Items from a dataset
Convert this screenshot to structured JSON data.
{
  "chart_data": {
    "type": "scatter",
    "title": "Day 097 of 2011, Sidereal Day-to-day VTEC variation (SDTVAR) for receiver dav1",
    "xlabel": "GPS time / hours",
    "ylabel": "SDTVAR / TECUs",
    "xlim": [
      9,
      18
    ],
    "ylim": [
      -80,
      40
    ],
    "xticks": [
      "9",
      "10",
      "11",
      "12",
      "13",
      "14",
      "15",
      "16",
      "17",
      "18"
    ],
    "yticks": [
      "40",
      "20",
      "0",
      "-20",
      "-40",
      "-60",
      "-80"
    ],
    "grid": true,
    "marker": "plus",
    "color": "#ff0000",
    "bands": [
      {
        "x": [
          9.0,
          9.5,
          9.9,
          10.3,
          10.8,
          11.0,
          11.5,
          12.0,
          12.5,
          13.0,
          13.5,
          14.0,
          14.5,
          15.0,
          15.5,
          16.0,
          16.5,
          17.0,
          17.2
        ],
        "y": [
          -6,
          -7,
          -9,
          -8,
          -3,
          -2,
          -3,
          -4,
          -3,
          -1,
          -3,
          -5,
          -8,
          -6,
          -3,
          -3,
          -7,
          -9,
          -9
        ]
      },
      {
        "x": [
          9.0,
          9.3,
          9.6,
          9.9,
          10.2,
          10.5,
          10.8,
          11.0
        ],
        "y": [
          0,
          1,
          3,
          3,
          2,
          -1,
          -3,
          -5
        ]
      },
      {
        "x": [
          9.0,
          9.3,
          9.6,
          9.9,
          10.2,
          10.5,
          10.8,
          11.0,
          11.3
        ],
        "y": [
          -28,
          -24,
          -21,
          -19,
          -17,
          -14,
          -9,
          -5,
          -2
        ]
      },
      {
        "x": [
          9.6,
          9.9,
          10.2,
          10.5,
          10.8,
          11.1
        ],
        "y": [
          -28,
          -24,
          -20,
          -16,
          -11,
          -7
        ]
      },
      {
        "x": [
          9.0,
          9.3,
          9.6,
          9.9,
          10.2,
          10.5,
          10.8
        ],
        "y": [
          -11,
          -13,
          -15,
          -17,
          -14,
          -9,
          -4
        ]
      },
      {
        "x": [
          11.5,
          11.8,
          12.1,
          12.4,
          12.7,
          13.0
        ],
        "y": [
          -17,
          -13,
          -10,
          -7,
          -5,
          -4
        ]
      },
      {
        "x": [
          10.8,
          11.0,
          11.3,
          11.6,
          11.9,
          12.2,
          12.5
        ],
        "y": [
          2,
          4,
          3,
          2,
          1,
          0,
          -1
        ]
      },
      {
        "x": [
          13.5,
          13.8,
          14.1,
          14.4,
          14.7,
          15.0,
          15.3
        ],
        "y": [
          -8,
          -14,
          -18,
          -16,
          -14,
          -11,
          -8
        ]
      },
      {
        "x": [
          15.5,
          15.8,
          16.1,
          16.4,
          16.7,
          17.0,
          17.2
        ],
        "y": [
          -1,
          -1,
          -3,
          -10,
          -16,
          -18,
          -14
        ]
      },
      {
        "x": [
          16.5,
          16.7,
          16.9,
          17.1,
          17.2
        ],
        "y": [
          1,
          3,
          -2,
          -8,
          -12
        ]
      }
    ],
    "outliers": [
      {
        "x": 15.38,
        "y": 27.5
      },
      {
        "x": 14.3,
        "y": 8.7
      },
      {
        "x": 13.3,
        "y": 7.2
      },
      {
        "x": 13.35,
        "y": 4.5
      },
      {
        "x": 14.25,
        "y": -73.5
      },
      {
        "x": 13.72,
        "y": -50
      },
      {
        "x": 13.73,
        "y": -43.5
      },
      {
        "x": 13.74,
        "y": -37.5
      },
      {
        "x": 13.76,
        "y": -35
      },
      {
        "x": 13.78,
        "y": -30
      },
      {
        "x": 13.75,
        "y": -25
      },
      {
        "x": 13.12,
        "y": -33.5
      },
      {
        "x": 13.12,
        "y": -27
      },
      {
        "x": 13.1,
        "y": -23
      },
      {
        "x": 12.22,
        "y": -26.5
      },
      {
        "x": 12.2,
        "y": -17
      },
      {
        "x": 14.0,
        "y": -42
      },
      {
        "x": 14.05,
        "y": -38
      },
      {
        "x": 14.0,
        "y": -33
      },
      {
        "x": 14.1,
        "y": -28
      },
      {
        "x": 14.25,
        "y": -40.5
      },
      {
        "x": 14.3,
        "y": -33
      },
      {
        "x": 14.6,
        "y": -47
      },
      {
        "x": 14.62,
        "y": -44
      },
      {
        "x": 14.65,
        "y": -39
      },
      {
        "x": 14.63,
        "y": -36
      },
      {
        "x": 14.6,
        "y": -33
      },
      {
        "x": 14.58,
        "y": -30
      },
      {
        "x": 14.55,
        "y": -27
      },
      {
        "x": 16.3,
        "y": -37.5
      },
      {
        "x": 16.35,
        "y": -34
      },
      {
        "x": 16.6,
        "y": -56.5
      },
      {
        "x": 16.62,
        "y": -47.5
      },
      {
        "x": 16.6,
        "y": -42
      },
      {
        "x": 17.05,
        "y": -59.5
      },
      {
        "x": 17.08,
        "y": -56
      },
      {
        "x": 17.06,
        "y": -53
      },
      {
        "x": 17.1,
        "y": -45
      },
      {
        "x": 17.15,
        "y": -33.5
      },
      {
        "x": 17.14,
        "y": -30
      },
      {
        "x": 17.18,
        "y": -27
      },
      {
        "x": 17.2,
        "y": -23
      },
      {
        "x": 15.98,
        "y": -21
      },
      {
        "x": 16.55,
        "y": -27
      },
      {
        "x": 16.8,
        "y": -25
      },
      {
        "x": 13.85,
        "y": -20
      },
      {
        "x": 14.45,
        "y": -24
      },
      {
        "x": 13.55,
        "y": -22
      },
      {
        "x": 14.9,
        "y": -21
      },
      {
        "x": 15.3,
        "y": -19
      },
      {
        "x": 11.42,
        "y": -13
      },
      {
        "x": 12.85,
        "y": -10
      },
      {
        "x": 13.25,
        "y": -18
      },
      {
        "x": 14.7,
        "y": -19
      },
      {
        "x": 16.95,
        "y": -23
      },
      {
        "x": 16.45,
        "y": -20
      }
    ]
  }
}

■ **REQUIRED WORK**
Please set down the whole listing above without altering a single line.

■ **CORRECT RESPONSE**
Convert this screenshot to structured JSON data.
{
  "chart_data": {
    "type": "scatter",
    "title": "Day 097 of 2011, Sidereal Day-to-day VTEC variation (SDTVAR) for receiver dav1",
    "xlabel": "GPS time / hours",
    "ylabel": "SDTVAR / TECUs",
    "xlim": [
      9,
      18
    ],
    "ylim": [
      -80,
      40
    ],
    "xticks": [
      "9",
      "10",
      "11",
      "12",
      "13",
      "14",
      "15",
      "16",
      "17",
      "18"
    ],
    "yticks": [
      "40",
      "20",
      "0",
      "-20",
      "-40",
      "-60",
      "-80"
    ],
    "grid": true,
    "marker": "plus",
    "color": "#ff0000",
    "bands": [
      {
        "x": [
          9.0,
          9.5,
          9.9,
          10.3,
          10.8,
          11.0,
          11.5,
          12.0,
          12.5,
          13.0,
          13.5,
          14.0,
          14.5,
          15.0,
          15.5,
          16.0,
          16.5,
          17.0,
          17.2
        ],
        "y": [
          -6,
          -7,
          -9,
          -8,
          -3,
          -2,
          -3,
          -4,
          -3,
          -1,
          -3,
          -5,
          -8,
          -6,
          -3,
          -3,
          -7,
          -9,
          -9
        ]
      },
      {
        "x": [
          9.0,
          9.3,
          9.6,
          9.9,
          10.2,
          10.5,
          10.8,
          11.0
        ],
        "y": [
          0,
          1,
          3,
          3,
          2,
          -1,
          -3,
          -5
        ]
      },
      {
        "x": [
          9.0,
          9.3,
          9.6,
          9.9,
          10.2,
          10.5,
          10.8,
          11.0,
          11.3
        ],
        "y": [
          -28,
          -24,
          -21,
          -19,
          -17,
          -14,
          -9,
          -5,
          -2
        ]
      },
      {
        "x": [
          9.6,
          9.9,
          10.2,
          10.5,
          10.8,
          11.1
        ],
        "y": [
          -28,
          -24,
          -20,
          -16,
          -11,
          -7
        ]
      },
      {
        "x": [
          9.0,
          9.3,
          9.6,
          9.9,
          10.2,
          10.5,
          10.8
        ],
        "y": [
          -11,
          -13,
          -15,
          -17,
          -14,
          -9,
          -4
        ]
      },
      {
        "x": [
          11.5,
          11.8,
          12.1,
          12.4,
          12.7,
          13.0
        ],
        "y": [
          -17,
          -13,
          -10,
          -7,
          -5,
          -4
        ]
      },
      {
        "x": [
          10.8,
          11.0,
          11.3,
          11.6,
          11.9,
          12.2,
          12.5
        ],
        "y": [
          2,
          4,
          3,
          2,
          1,
          0,
          -1
        ]
      },
      {
        "x": [
          13.5,
          13.8,
          14.1,
          14.4,
          14.7,
          15.0,
          15.3
        ],
        "y": [
          -8,
          -14,
          -18,
          -16,
          -14,
          -11,
          -8
        ]
      },
      {
        "x": [
          15.5,
          15.8,
          16.1,
          16.4,
          16.7,
          17.0,
          17.2
        ],
        "y": [
          -1,
          -1,
          -3,
          -10,
          -16,
          -18,
          -14
        ]
      },
      {
        "x": [
          16.5,
          16.7,
          16.9,
          17.1,
          17.2
        ],
        "y": [
          1,
          3,
          -2,
          -8,
          -12
        ]
      }
    ],
    "outliers": [
      {
        "x": 15.38,
        "y": 27.5
      },
      {
        "x": 14.3,
        "y": 8.7
      },
      {
        "x": 13.3,
        "y": 7.2
      },
      {
        "x": 13.35,
        "y": 4.5
      },
      {
        "x": 14.25,
        "y": -73.5
      },
      {
        "x": 13.72,
        "y": -50
      },
      {
        "x": 13.73,
        "y": -43.5
      },
      {
        "x": 13.74,
        "y": -37.5
      },
      {
        "x": 13.76,
        "y": -35
      },
      {
        "x": 13.78,
        "y": -30
      },
      {
        "x": 13.75,
        "y": -25
      },
      {
        "x": 13.12,
        "y": -33.5
      },
      {
        "x": 13.12,
        "y": -27
      },
      {
        "x": 13.1,
        "y": -23
      },
      {
        "x": 12.22,
        "y": -26.5
      },
      {
        "x": 12.2,
        "y": -17
      },
      {
        "x": 14.0,
        "y": -42
      },
      {
        "x": 14.05,
        "y": -38
      },
      {
        "x": 14.0,
        "y": -33
      },
      {
        "x": 14.1,
        "y": -28
      },
      {
        "x": 14.25,
        "y": -40.5
      },
      {
        "x": 14.3,
        "y": -33
      },
      {
        "x": 14.6,
        "y": -47
      },
      {
        "x": 14.62,
        "y": -44
      },
      {
        "x": 14.65,
        "y": -39
      },
      {
        "x": 14.63,
        "y": -36
      },
      {
        "x": 14.6,
        "y": -33
      },
      {
        "x": 14.58,
        "y": -30
      },
      {
        "x": 14.55,
        "y": -27
      },
      {
        "x": 16.3,
        "y": -37.5
      },
      {
        "x": 16.35,
        "y": -34
      },
      {
        "x": 16.6,
        "y": -56.5
      },
      {
        "x": 16.62,
        "y": -47.5
      },
      {
        "x": 16.6,
        "y": -42
      },
      {
        "x": 17.05,
        "y": -59.5
      },
      {
        "x": 17.08,
        "y": -56
      },
      {
        "x": 17.06,
        "y": -53
      },
      {
        "x": 17.1,
        "y": -45
      },
      {
        "x": 17.15,
        "y": -33.5
      },
      {
        "x": 17.14,
        "y": -30
      },
      {
        "x": 17.18,
        "y": -27
      },
      {
        "x": 17.2,
        "y": -23
      },
      {
        "x": 15.98,
        "y": -21
      },
      {
        "x": 16.55,
        "y": -27
      },
      {
        "x": 16.8,
        "y": -25
      },
      {
        "x": 13.85,
        "y": -20
      },
      {
        "x": 14.45,
        "y": -24
      },
      {
        "x": 13.55,
        "y": -22
      },
      {
        "x": 14.9,
        "y": -21
      },
      {
        "x": 15.3,
        "y": -19
      },
      {
        "x": 11.42,
        "y": -13
      },
      {
        "x": 12.85,
        "y": -10
      },
      {
        "x": 13.25,
        "y": -18
      },
      {
        "x": 14.7,
        "y": -19
      },
      {
        "x": 16.95,
        "y": -23
      },
      {
        "x": 16.45,
        "y": -20
      }
    ]
  }
}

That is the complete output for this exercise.